*** STORED DATA

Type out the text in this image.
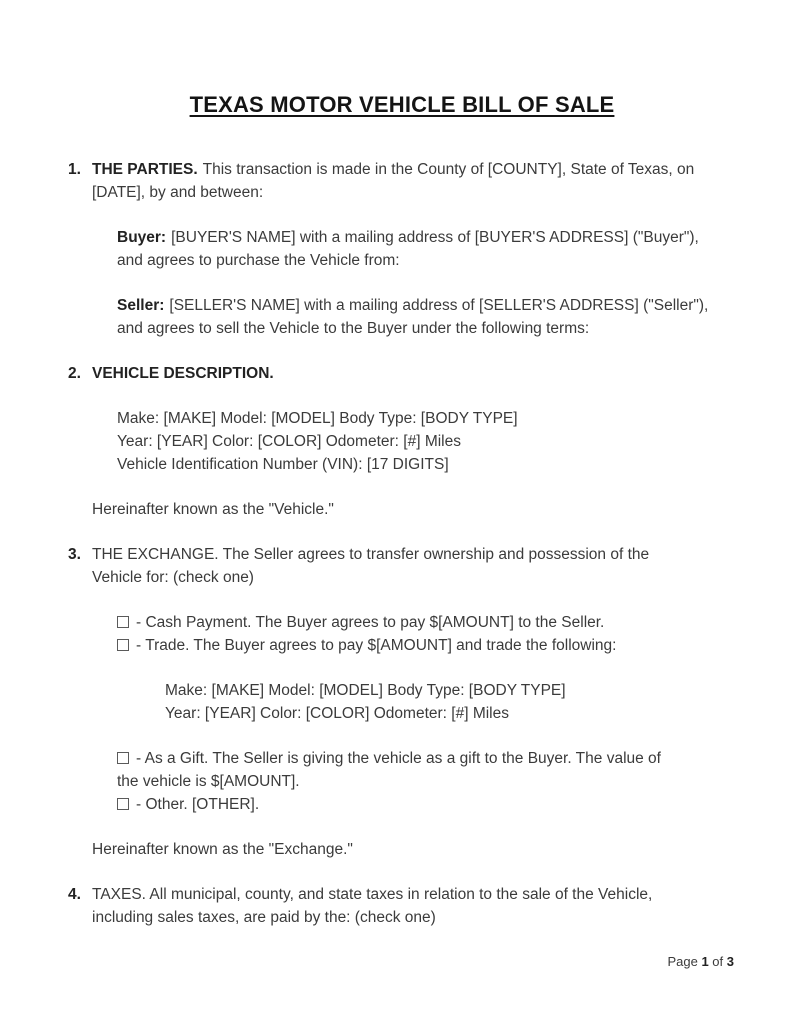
TEXAS MOTOR VEHICLE BILL OF SALE
1. THE PARTIES. This transaction is made in the County of [COUNTY], State of Texas, on
[DATE], by and between:
Buyer: [BUYER'S NAME] with a mailing address of [BUYER'S ADDRESS] ("Buyer"),
and agrees to purchase the Vehicle from:
Seller: [SELLER'S NAME] with a mailing address of [SELLER'S ADDRESS] ("Seller"),
and agrees to sell the Vehicle to the Buyer under the following terms:
2. VEHICLE DESCRIPTION.
Make: [MAKE] Model: [MODEL] Body Type: [BODY TYPE]
Year: [YEAR] Color: [COLOR] Odometer: [#] Miles
Vehicle Identification Number (VIN): [17 DIGITS]
Hereinafter known as the "Vehicle."
3. THE EXCHANGE. The Seller agrees to transfer ownership and possession of the
Vehicle for: (check one)
- Cash Payment. The Buyer agrees to pay $[AMOUNT] to the Seller.
- Trade. The Buyer agrees to pay $[AMOUNT] and trade the following:
Make: [MAKE] Model: [MODEL] Body Type: [BODY TYPE]
Year: [YEAR] Color: [COLOR] Odometer: [#] Miles
- As a Gift. The Seller is giving the vehicle as a gift to the Buyer. The value of
the vehicle is $[AMOUNT].
- Other. [OTHER].
Hereinafter known as the "Exchange."
4. TAXES. All municipal, county, and state taxes in relation to the sale of the Vehicle,
including sales taxes, are paid by the: (check one)
Page 1 of 3
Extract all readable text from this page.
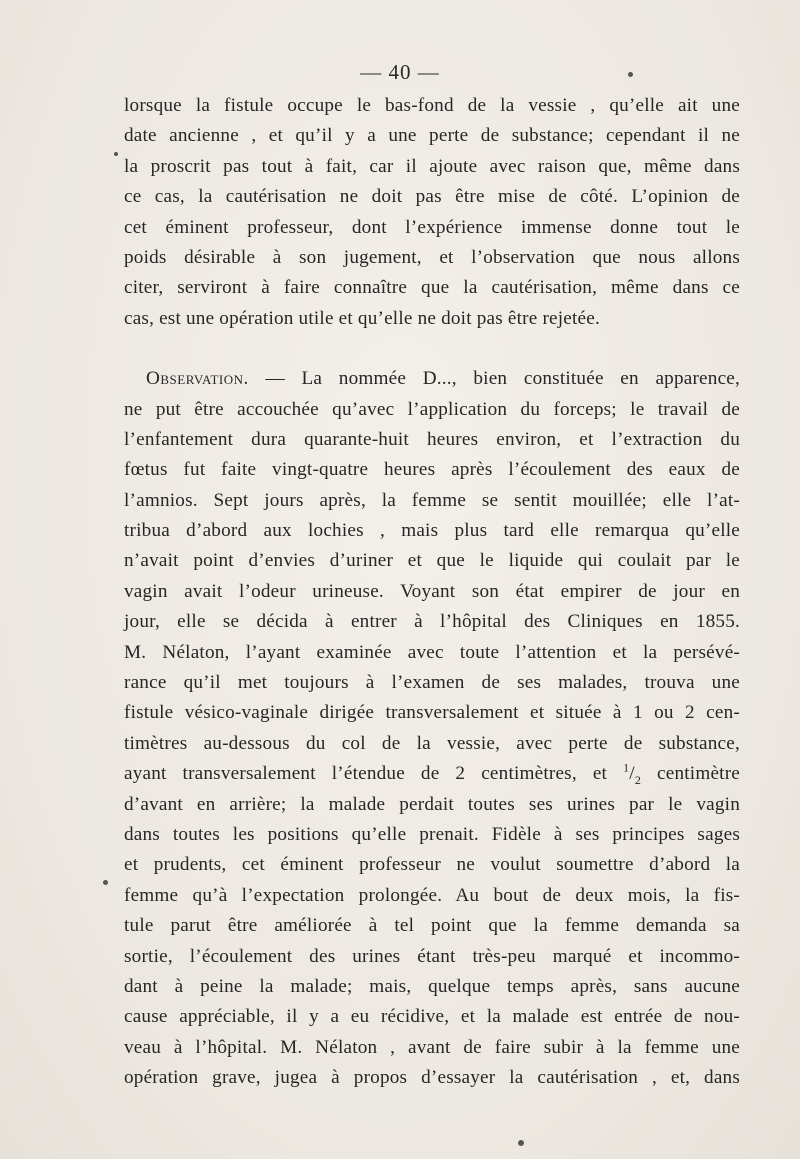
— 40 —
lorsque la fistule occupe le bas-fond de la vessie , qu’elle ait une
date ancienne , et qu’il y a une perte de substance; cependant il ne
la proscrit pas tout à fait, car il ajoute avec raison que, même dans
ce cas, la cautérisation ne doit pas être mise de côté. L’opinion de
cet éminent professeur, dont l’expérience immense donne tout le
poids désirable à son jugement, et l’observation que nous allons
citer, serviront à faire connaître que la cautérisation, même dans ce
cas, est une opération utile et qu’elle ne doit pas être rejetée.
Observation. — La nommée D..., bien constituée en apparence,
ne put être accouchée qu’avec l’application du forceps; le travail de
l’enfantement dura quarante-huit heures environ, et l’extraction du
fœtus fut faite vingt-quatre heures après l’écoulement des eaux de
l’amnios. Sept jours après, la femme se sentit mouillée; elle l’at-
tribua d’abord aux lochies , mais plus tard elle remarqua qu’elle
n’avait point d’envies d’uriner et que le liquide qui coulait par le
vagin avait l’odeur urineuse. Voyant son état empirer de jour en
jour, elle se décida à entrer à l’hôpital des Cliniques en 1855.
M. Nélaton, l’ayant examinée avec toute l’attention et la persévé-
rance qu’il met toujours à l’examen de ses malades, trouva une
fistule vésico-vaginale dirigée transversalement et située à 1 ou 2 cen-
timètres au-dessous du col de la vessie, avec perte de substance,
ayant transversalement l’étendue de 2 centimètres, et $^1/_2$ centimètre
d’avant en arrière; la malade perdait toutes ses urines par le vagin
dans toutes les positions qu’elle prenait. Fidèle à ses principes sages
et prudents, cet éminent professeur ne voulut soumettre d’abord la
femme qu’à l’expectation prolongée. Au bout de deux mois, la fis-
tule parut être améliorée à tel point que la femme demanda sa
sortie, l’écoulement des urines étant très-peu marqué et incommo-
dant à peine la malade; mais, quelque temps après, sans aucune
cause appréciable, il y a eu récidive, et la malade est entrée de nou-
veau à l’hôpital. M. Nélaton , avant de faire subir à la femme une
opération grave, jugea à propos d’essayer la cautérisation , et, dans
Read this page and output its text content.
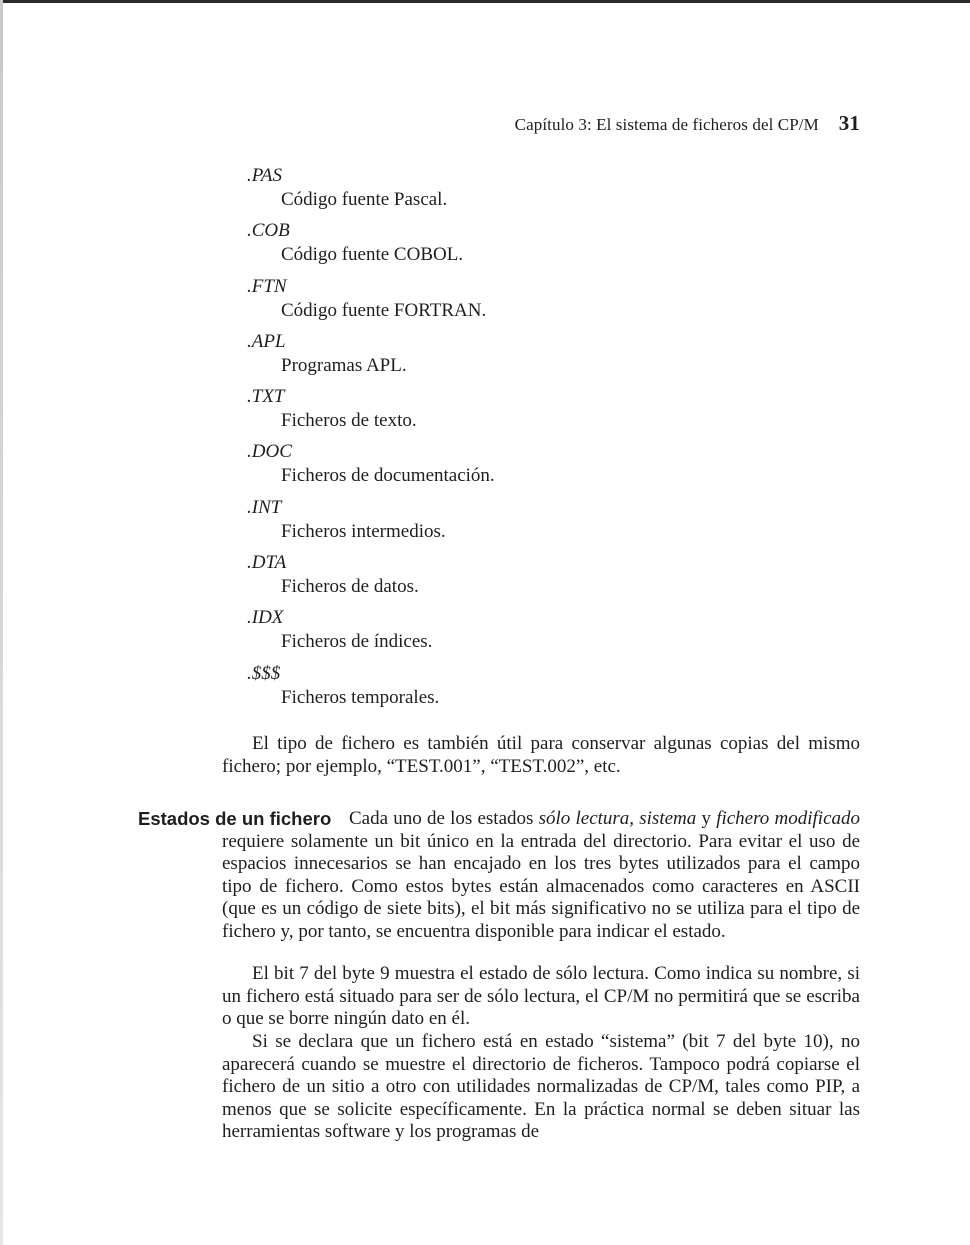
Capítulo 3: El sistema de ficheros del CP/M 31
.PAS
Código fuente Pascal.
.COB
Código fuente COBOL.
.FTN
Código fuente FORTRAN.
.APL
Programas APL.
.TXT
Ficheros de texto.
.DOC
Ficheros de documentación.
.INT
Ficheros intermedios.
.DTA
Ficheros de datos.
.IDX
Ficheros de índices.
.$$$
Ficheros temporales.

El tipo de fichero es también útil para conservar algunas copias del mismo fichero; por ejemplo, “TEST.001”, “TEST.002”, etc.

Estados de un fichero Cada uno de los estados sólo lectura, sistema y fichero modificado requiere solamente un bit único en la entrada del directorio. Para evitar el uso de espacios innecesarios se han encajado en los tres bytes utilizados para el campo tipo de fichero. Como estos bytes están almacenados como caracteres en ASCII (que es un código de siete bits), el bit más significativo no se utiliza para el tipo de fichero y, por tanto, se encuentra disponible para indicar el estado.

El bit 7 del byte 9 muestra el estado de sólo lectura. Como indica su nombre, si un fichero está situado para ser de sólo lectura, el CP/M no permitirá que se escriba o que se borre ningún dato en él.

Si se declara que un fichero está en estado “sistema” (bit 7 del byte 10), no aparecerá cuando se muestre el directorio de ficheros. Tampoco podrá copiarse el fichero de un sitio a otro con utilidades normalizadas de CP/M, tales como PIP, a menos que se solicite específicamente. En la práctica normal se deben situar las herramientas software y los programas de
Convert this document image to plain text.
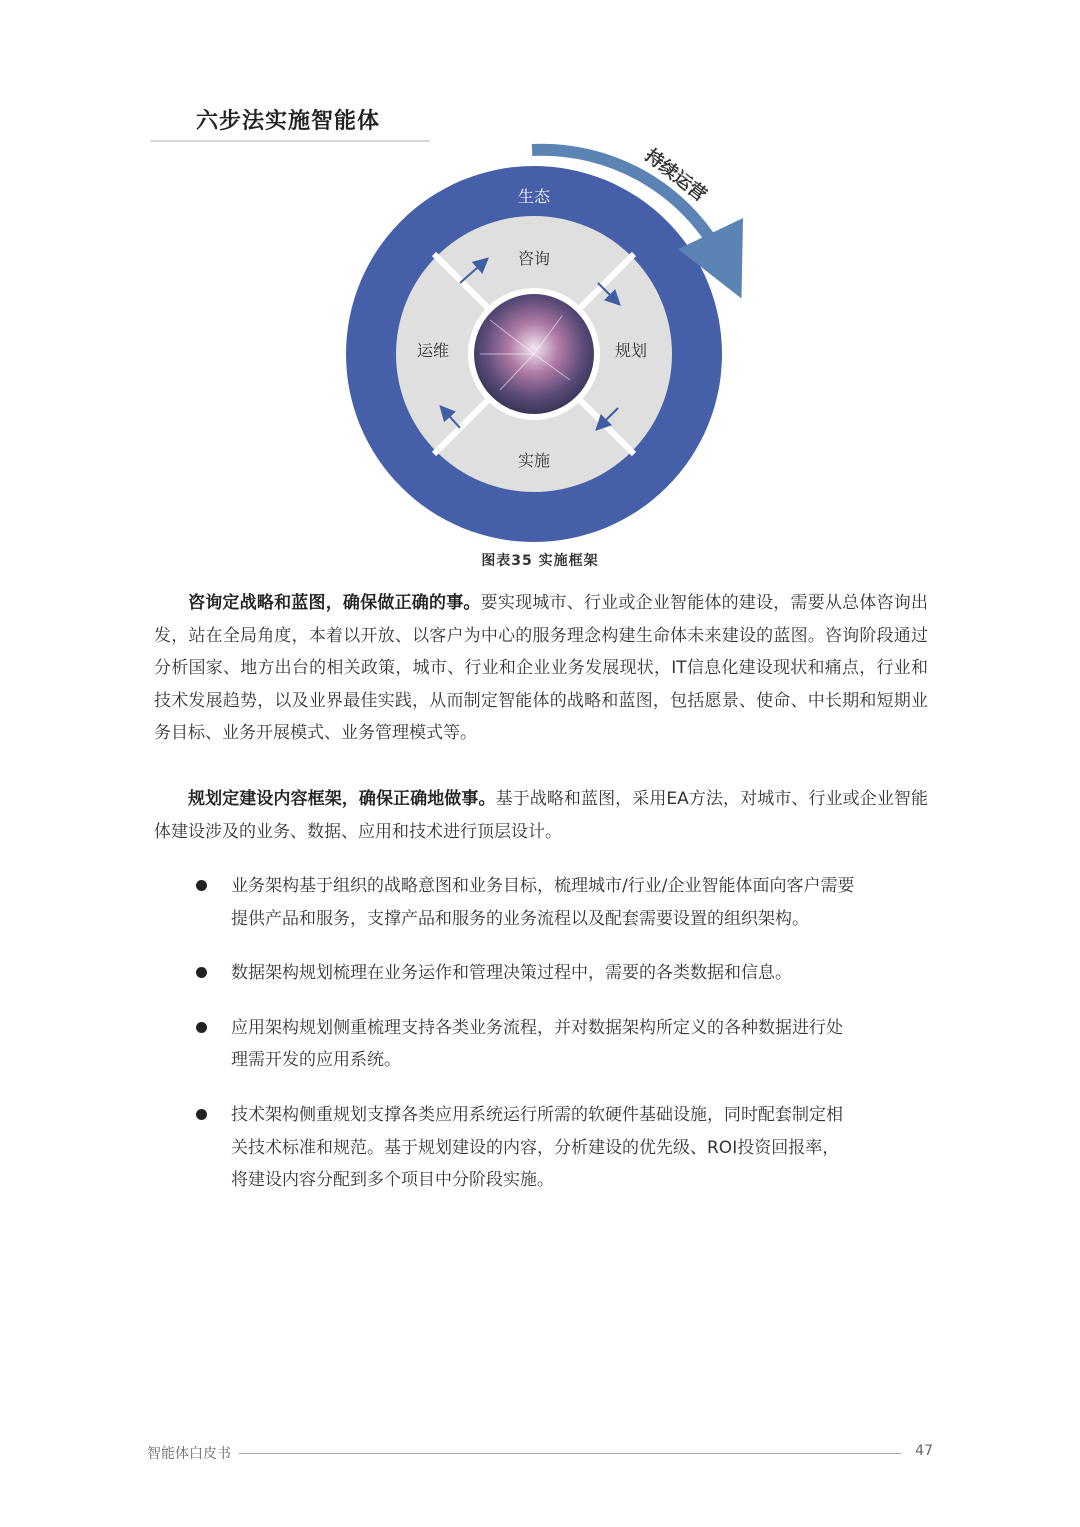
六步法实施智能体
持续运营
生态
咨询
规划
实施
运维
图表35 实施框架

咨询定战略和蓝图，确保做正确的事。要实现城市、行业或企业智能体的建设，需要从总体咨询出发，站在全局角度，本着以开放、以客户为中心的服务理念构建生命体未来建设的蓝图。咨询阶段通过分析国家、地方出台的相关政策，城市、行业和企业业务发展现状，IT信息化建设现状和痛点，行业和技术发展趋势，以及业界最佳实践，从而制定智能体的战略和蓝图，包括愿景、使命、中长期和短期业务目标、业务开展模式、业务管理模式等。

规划定建设内容框架，确保正确地做事。基于战略和蓝图，采用EA方法，对城市、行业或企业智能体建设涉及的业务、数据、应用和技术进行顶层设计。

业务架构基于组织的战略意图和业务目标，梳理城市/行业/企业智能体面向客户需要提供产品和服务，支撑产品和服务的业务流程以及配套需要设置的组织架构。
数据架构规划梳理在业务运作和管理决策过程中，需要的各类数据和信息。
应用架构规划侧重梳理支持各类业务流程，并对数据架构所定义的各种数据进行处理需开发的应用系统。
技术架构侧重规划支撑各类应用系统运行所需的软硬件基础设施，同时配套制定相关技术标准和规范。基于规划建设的内容，分析建设的优先级、ROI投资回报率，将建设内容分配到多个项目中分阶段实施。
智能体白皮书	47
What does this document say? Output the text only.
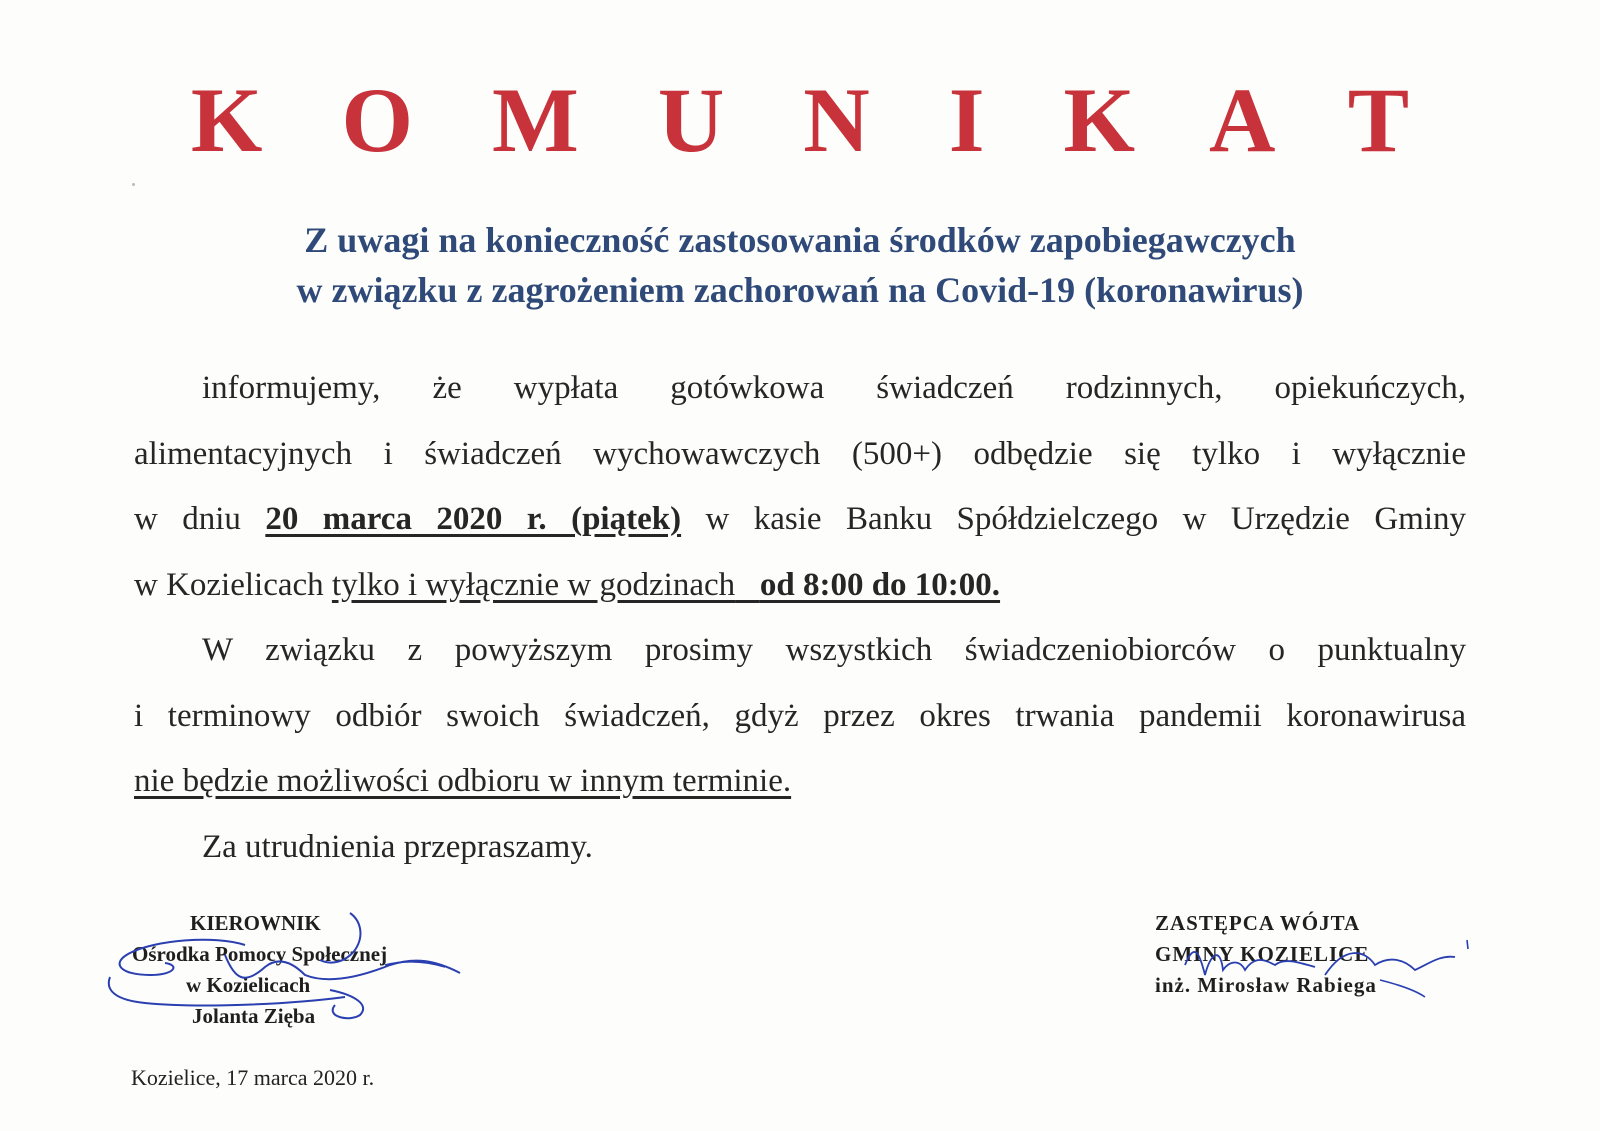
K O M U N I K A T
Z uwagi na konieczność zastosowania środków zapobiegawczych
w związku z zagrożeniem zachorowań na Covid-19 (koronawirus)
informujemy, że wypłata gotówkowa świadczeń rodzinnych, opiekuńczych,
alimentacyjnych i świadczeń wychowawczych (500+) odbędzie się tylko i wyłącznie
w dniu 20 marca 2020 r. (piątek) w kasie Banku Spółdzielczego w Urzędzie Gminy
w Kozielicach tylko i wyłącznie w godzinach od 8:00 do 10:00.
W związku z powyższym prosimy wszystkich świadczeniobiorców o punktualny
i terminowy odbiór swoich świadczeń, gdyż przez okres trwania pandemii koronawirusa
nie będzie możliwości odbioru w innym terminie.
Za utrudnienia przepraszamy.
KIEROWNIK
Ośrodka Pomocy Społecznej
w Kozielicach
Jolanta Zięba
ZASTĘPCA WÓJTA
GMINY KOZIELICE
inż. Mirosław Rabiega
Kozielice, 17 marca 2020 r.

******

**WRITTEN INSTRUCTION:** Which lines in the records above contain the string "avec"? Copy each one.

**FULL SOLUTION:**
la proscrit pas tout à fait, car il ajoute avec raison que, même dans
ne put être accouchée qu’avec l’application du forceps; le travail de
M. Nélaton, l’ayant examinée avec toute l’attention et la persévé-
timètres au-dessous du col de la vessie, avec perte de substance,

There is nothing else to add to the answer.